### [WHAT THIS TASK INVOLVES]
Assemble all lines in which the string "Salary" appears.

#####

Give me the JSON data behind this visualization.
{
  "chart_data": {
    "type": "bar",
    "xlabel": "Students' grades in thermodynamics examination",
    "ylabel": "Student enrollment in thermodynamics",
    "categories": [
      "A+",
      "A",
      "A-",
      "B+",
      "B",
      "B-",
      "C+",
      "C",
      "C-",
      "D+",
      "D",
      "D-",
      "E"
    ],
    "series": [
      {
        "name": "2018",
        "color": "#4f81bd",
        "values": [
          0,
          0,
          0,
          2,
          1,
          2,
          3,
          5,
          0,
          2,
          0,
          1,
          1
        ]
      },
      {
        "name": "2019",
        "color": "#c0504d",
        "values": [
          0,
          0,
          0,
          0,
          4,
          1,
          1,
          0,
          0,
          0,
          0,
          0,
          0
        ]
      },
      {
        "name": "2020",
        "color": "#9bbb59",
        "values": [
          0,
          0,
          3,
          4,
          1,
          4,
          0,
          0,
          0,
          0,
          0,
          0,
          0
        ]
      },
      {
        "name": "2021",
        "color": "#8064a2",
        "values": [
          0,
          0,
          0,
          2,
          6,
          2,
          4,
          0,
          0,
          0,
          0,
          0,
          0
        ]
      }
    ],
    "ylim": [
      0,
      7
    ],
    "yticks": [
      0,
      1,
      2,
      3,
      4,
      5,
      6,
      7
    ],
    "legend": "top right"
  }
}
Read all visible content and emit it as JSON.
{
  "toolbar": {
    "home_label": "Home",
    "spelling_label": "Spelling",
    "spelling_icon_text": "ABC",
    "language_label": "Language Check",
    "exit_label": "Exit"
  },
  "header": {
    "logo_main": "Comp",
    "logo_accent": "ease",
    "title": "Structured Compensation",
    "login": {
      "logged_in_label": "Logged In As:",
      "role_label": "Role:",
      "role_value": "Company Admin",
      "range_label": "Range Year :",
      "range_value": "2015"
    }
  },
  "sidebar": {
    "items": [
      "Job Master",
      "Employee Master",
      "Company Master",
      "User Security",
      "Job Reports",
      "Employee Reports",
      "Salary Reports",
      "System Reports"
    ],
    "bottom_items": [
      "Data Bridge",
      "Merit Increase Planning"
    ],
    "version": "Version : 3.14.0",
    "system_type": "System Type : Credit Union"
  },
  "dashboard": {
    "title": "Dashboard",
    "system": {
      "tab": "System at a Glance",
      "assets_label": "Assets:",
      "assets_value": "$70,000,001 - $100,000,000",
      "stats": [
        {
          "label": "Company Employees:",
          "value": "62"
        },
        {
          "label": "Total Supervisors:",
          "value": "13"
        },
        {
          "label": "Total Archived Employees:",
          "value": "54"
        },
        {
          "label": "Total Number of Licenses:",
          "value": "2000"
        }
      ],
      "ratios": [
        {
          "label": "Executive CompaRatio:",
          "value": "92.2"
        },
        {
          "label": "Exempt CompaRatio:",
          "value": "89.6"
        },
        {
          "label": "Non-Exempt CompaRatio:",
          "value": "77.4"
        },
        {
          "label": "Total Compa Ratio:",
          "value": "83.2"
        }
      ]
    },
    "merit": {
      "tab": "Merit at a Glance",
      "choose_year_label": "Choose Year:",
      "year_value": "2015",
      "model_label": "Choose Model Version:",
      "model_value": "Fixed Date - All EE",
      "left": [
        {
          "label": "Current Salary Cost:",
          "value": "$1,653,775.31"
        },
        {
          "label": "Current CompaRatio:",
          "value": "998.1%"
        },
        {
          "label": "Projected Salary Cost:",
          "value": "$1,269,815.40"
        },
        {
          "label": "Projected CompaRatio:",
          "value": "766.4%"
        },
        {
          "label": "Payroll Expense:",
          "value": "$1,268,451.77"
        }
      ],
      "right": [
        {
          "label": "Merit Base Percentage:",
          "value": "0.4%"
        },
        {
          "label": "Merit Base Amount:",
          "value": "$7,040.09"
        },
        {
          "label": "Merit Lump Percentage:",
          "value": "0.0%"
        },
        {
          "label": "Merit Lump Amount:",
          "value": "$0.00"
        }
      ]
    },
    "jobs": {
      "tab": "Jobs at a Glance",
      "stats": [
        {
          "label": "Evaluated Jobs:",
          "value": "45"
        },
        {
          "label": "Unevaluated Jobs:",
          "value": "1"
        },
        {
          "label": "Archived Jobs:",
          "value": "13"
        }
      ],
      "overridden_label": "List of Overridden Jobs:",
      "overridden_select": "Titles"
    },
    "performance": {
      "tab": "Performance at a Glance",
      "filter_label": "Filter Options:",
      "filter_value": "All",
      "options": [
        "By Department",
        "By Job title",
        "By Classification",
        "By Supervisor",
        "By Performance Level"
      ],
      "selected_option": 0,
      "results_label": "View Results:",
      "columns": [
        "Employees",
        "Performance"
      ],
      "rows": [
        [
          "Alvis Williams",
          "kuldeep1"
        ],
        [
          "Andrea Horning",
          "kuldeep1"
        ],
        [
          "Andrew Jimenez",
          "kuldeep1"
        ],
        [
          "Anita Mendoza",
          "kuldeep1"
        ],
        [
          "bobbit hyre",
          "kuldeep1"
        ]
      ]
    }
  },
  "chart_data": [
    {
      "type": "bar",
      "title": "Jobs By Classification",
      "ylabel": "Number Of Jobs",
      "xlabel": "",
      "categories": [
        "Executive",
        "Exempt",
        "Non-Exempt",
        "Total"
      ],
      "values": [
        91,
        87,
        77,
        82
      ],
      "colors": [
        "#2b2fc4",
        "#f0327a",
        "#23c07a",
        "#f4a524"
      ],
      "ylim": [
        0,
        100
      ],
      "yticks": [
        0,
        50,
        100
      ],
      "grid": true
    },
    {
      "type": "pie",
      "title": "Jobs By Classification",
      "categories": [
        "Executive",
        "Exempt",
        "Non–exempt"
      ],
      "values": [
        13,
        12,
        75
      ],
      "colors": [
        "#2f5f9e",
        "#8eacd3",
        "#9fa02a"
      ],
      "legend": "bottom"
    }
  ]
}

#####

### [EXERCISE RESULT]
      "Salary Reports",
          "label": "Current Salary Cost:",
          "label": "Projected Salary Cost:",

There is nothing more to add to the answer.